____ Texto proporcionado

Spinetta fue, es y será un faro para el rock argentino. Sin necesidad del éxito internacional de Soda Stéreo ni las artimañas “antisistema” de los Redondos se ganó un lugar de privilegio en el Olimpo de los héroes de la música popular, y mucho más, del arte. Su música, su poesía y su actitud ante la vida, la política, el negocio de las discográficas, la educación, los medios: ha sido profundamente amoroso.
Sus fans, los de la primera hora, que temblaban como quinceañeras cuando lo escuchaban cantar “Barro tal vez”, que el Flaco compuso a los 15 años, o “Muchacha ojos de papel”, y los que lo descubrieron y cayeron rendidos a sus pies cuando escucharon el cover de “Bajan” de Gustavo Cerati, lo veneran, como a un Dios de adolescencia, un tótem, cuando nada más alejado que él del estereotipo del “ídolo del rock”.
Es enternecedor ver cómo, a nueve años de su muerte, se multiplican en las redes sociales los homenajes a su carrera, que tuvo hitos de otro planeta, como el show “Las bandas eternas” en el que compartió el escenario con todos los músicos con los que tocó a lo largo de su vida, y a su vida, esas escenas de la vida cotidiana que él, un pibe de barrio con una cabeza cósmica, convirtió en leyendas aún sin quererlo.
Desde su idea, acaso única en la escena rockera nacional, sobre cómo un artista debe pensar el negocio de la música, hasta sus reflexiones sobre la corrupción de los políticos, las desgracias del amor y, por supuesto, la familia, los hijos, que lanzó a la fama con aquel hiperquinético Pechugo con el que grabó “El mono tremendo”, se sumaron al panteón entrañable al que le rinden culto cuentas de Instagram como Halo Lunar.
El negocio de la música
Ahí se puede leer su explicación de 1986, los tiempos de gloria de Jade, sobre la economía del grupo. “Sabemos que si yo repartí todo el dinero equitativamente, más más allá de mi supuesto cartel, es por una cosa ideológica profunda. Siempre traté de valer con mi ejemplo, en esta comunidad de músicos, que es una psicopatía que exista algún músico como si fuera el peón instrumentista de la estrella que tiene al lado”.
“Si para mí, asociarse con el Mono Fontana, Pomo o Leo Sujatovich me parece impresionante, ¡más vale que tengo que repartir lo que cobre con ellos equitativamente! Yo tengo un cartel que es Spinetta y la gente va a ver a verme a mí, y no a Pomo, pero sí creo que Pomo es fundamental en Jade -el mejor grupo que tuve- no lo puedo obviar a la hora de los tejos”, explicaba, sin afán de ser un héroe de la clase trabajadora sino un tipo justo.

________
____ Material recopilado

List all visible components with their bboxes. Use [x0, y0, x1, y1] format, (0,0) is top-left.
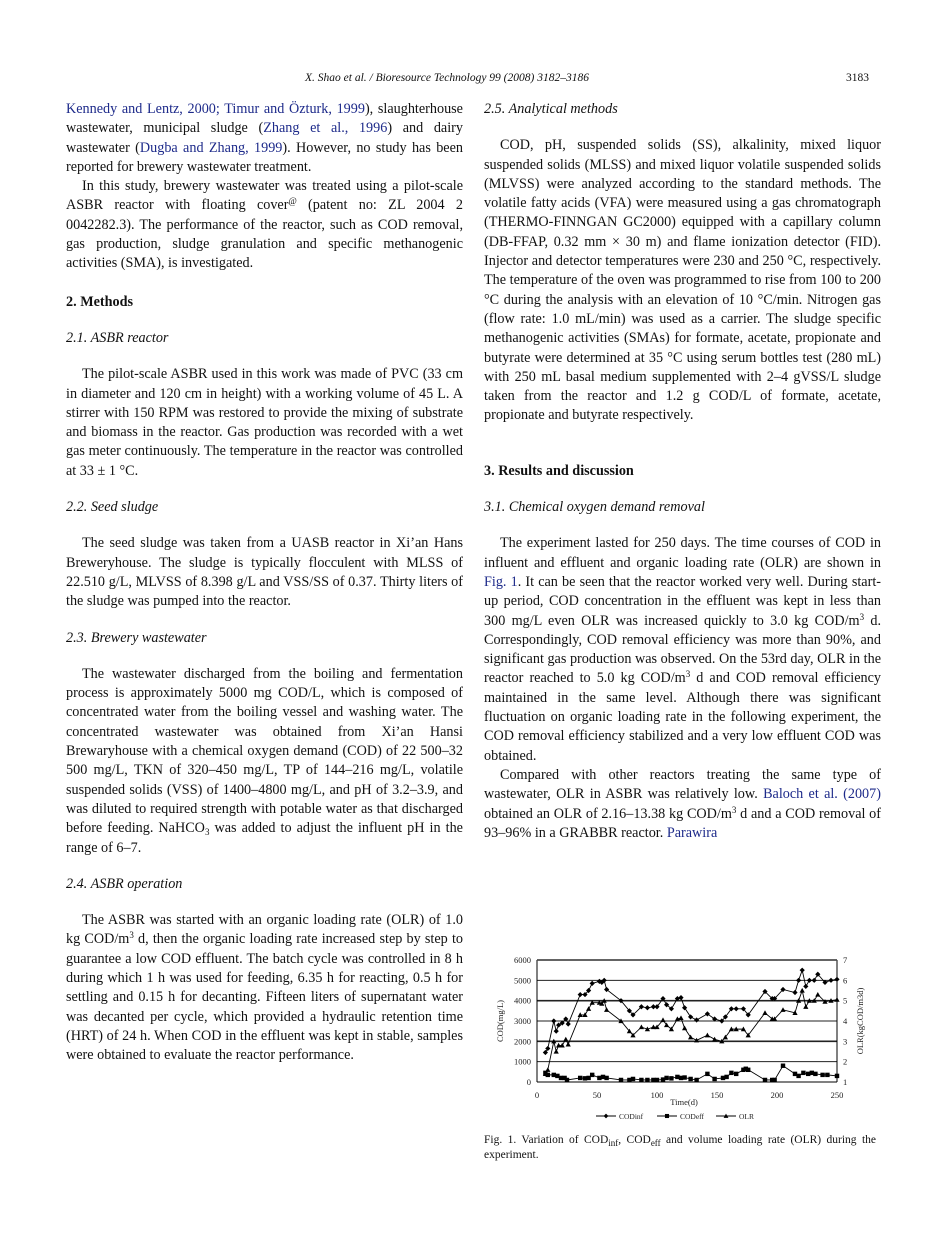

________

_Consigna A_
Transcribe del texto sobre Spinetta el fragmento comprendido entre "Spinetta fue, es" y "sido profundamente amoroso.", ambos incluidos.
_Consigna B_
Contesta estas preguntas a partir del texto sobre Spinetta:
(i) ¿A qué edad compuso el Flaco "Barro tal vez"?
(ii) ¿Cuántos años después de su muerte se multiplican en las redes sociales los homenajes a su carrera?
(iii) ¿Qué grupo considera Spinetta el mejor que tuvo?
Responde basándote únicamente en el texto sobre Spinetta.

_Resolución escrita A_
Spinetta fue, es y será un faro para el rock argentino. Sin necesidad del éxito internacional de Soda Stéreo ni las artimañas “antisistema” de los Redondos se ganó un lugar de privilegio en el Olimpo de los héroes de la música popular, y mucho más, del arte. Su música, su poesía y su actitud ante la vida, la política, el negocio de las discográficas, la educación, los medios: ha sido profundamente amoroso.

_Resolución escrita B_
(i) A los 15 años.
(ii) Nueve años.
(iii) Jade.